La complaciente asimilación por parte de la burguesía de un movimiento esencial y agresivamente antiburgués es algo bastante sorprendente de por sí; pero, para el historiador, lo más llamativo debería de ser quizás el carácter puramente coyuntural que presenta la justificación historiográfica de este fenómeno, el cual, bajo la denominación genérica y un tanto anodina de “Arte Contemporáneo”, estaba llamado a consagrarse de forma estable como la verdadera (?) continuación de los grandes estilos clásicos del pasado, ocupando en la cultura “oficial” el lugar de estos hasta el día de hoy.
¿Cómo puede un fenómeno artístico que se considera fruto ocasional de unas circunstancias pasajeras transformar de modo permanente e irreversible el panorama cultural de toda una civilización? En efecto, según la versión comúnmente aceptada, que acabamos de exponer a grandes rasgos, esta explosión de rebeldía habría estado motivada, y hasta cierto punto justificada, por una serie de tensiones, miedos, incertidumbres y esperanzas propios únicamente de aquel momento histórico irrepetible: problema obrero, socialismo utópico, maquinismo, guerra mundial... Pero todas y cada una de esas cuestiones han sido históricamente superadas hace ya mucho tiempo, y aún así, las antiguas vanguardias (valga el peculiar oxímoron) continúan representando la principal fuente de inspiración para los creadores de hoy en día, cien años después, en una sociedad que apenas tiene nada en común con aquélla: el levantisco proletariado se ha transmutado en la satisfecha, conformista y algo amodorrada clase media; el socialismo ha tenido sobradas ocasiones de demostrar lo (poco) que es capaz de hacer en aras de la libertad del ser humano; las máquinas están plenamente integradas en la sociedad, para lo bueno y para lo malo (ni asustan, ni producen excesiva fascinación, más allá de su uso compulsivo y consumista, en general alienante), y la democracia está sobradamente consolidada, no habiendo peligro, ni necesidad alguna, de nuevas revoluciones marxistas, ni de ningún otro tipo de cambio radical.
★ ★ ★ ★ ★ ★ ★
Instrucción dada 1: Transcribe el fragmento del texto sobre el arte contemporáneo que va entre "La complaciente asimilación" y "día de hoy.", ambos incluidos.
★ ★ ★ ★ ★ ★ ★
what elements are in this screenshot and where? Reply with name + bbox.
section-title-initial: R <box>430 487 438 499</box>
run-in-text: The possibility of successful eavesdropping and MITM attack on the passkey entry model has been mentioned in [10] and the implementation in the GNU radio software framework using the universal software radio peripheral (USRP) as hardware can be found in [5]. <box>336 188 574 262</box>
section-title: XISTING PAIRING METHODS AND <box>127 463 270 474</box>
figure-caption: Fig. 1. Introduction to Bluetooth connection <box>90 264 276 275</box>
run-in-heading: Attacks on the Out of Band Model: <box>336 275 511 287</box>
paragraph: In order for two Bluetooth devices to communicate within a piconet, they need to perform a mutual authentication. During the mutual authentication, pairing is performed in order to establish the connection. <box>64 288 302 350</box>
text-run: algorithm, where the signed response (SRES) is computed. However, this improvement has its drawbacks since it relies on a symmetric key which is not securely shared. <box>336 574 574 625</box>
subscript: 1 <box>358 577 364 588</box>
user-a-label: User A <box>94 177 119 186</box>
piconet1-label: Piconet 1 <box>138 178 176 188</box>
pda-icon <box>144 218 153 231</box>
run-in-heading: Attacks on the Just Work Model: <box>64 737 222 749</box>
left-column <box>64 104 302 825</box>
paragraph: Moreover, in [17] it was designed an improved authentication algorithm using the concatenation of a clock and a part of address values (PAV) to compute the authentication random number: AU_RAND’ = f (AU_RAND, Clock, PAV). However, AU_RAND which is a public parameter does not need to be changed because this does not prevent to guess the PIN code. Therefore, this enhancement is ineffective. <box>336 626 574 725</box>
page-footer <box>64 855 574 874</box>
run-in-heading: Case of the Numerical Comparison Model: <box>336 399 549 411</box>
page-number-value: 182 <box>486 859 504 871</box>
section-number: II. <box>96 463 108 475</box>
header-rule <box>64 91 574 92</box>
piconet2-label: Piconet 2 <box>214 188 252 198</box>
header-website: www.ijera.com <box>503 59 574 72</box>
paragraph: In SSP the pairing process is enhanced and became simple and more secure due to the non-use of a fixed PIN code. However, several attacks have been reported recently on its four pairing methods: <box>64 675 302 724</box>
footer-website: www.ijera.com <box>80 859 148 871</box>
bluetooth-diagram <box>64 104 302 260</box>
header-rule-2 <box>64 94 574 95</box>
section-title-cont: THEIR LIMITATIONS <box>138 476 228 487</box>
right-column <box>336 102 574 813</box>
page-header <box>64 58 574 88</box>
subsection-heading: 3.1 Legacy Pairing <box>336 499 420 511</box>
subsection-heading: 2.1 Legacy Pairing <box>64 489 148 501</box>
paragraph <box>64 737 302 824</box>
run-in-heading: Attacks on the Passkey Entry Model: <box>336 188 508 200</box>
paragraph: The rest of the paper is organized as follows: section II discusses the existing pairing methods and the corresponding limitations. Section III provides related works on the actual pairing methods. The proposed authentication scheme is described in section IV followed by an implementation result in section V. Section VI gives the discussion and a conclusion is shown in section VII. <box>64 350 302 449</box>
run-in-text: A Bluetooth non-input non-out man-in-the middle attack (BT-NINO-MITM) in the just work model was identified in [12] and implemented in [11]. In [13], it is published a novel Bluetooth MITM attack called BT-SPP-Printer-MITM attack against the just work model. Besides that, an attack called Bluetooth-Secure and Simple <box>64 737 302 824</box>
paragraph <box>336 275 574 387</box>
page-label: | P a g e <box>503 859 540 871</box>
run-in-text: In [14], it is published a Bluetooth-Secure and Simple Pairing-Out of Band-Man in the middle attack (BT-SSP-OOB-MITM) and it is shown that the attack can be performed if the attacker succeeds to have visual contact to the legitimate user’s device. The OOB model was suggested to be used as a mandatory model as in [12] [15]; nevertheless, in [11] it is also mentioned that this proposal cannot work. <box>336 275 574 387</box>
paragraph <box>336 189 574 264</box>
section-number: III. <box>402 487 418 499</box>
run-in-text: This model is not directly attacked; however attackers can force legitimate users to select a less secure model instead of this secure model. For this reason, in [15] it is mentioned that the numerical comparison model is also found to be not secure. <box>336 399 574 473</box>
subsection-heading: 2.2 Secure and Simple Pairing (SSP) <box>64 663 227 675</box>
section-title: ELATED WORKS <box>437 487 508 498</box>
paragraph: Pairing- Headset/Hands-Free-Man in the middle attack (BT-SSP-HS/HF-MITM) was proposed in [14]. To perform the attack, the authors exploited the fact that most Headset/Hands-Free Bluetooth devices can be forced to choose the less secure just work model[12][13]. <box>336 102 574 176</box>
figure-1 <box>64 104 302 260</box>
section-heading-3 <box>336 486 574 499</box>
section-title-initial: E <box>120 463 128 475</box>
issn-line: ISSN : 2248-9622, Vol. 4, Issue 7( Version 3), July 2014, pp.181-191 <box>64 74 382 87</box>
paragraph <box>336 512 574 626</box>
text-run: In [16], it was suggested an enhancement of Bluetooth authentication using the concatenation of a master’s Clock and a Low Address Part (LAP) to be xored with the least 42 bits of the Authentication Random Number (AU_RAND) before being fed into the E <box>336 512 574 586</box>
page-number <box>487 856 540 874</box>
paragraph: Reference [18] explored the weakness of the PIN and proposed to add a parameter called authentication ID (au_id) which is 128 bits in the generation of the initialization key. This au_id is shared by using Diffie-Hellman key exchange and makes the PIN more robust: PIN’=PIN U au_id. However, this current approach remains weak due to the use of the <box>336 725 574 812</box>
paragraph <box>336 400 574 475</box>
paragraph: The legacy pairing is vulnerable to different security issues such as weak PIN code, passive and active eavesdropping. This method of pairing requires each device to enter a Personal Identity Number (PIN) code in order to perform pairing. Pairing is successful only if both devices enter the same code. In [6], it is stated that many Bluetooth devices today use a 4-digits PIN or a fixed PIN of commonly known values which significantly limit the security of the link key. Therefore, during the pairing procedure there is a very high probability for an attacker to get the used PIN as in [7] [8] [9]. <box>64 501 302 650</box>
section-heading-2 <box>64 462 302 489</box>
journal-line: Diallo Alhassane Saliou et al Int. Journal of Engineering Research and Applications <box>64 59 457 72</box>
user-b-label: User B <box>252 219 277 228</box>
★ ★ ★ ★ ★ ★ ★
Instrucción dada 2: Edita las líneas de las entradas que van entre la primera y la que contiene "run-in-heading: Attacks on the Out", ambas incluidas, cambiando "eavesdropping" por "interception" sin tocar nada más. Devuelve solo esas líneas.

Respuesta completa 1:
La complaciente asimilación por parte de la burguesía de un movimiento esencial y agresivamente antiburgués es algo bastante sorprendente de por sí; pero, para el historiador, lo más llamativo debería de ser quizás el carácter puramente coyuntural que presenta la justificación historiográfica de este fenómeno, el cual, bajo la denominación genérica y un tanto anodina de “Arte Contemporáneo”, estaba llamado a consagrarse de forma estable como la verdadera (?) continuación de los grandes estilos clásicos del pasado, ocupando en la cultura “oficial” el lugar de estos hasta el día de hoy.

Respuesta completa 2:
what elements are in this screenshot and where? Reply with name + bbox.
section-title-initial: R <box>430 487 438 499</box>
run-in-text: The possibility of successful interception and MITM attack on the passkey entry model has been mentioned in [10] and the implementation in the GNU radio software framework using the universal software radio peripheral (USRP) as hardware can be found in [5]. <box>336 188 574 262</box>
section-title: XISTING PAIRING METHODS AND <box>127 463 270 474</box>
figure-caption: Fig. 1. Introduction to Bluetooth connection <box>90 264 276 275</box>
run-in-heading: Attacks on the Out of Band Model: <box>336 275 511 287</box>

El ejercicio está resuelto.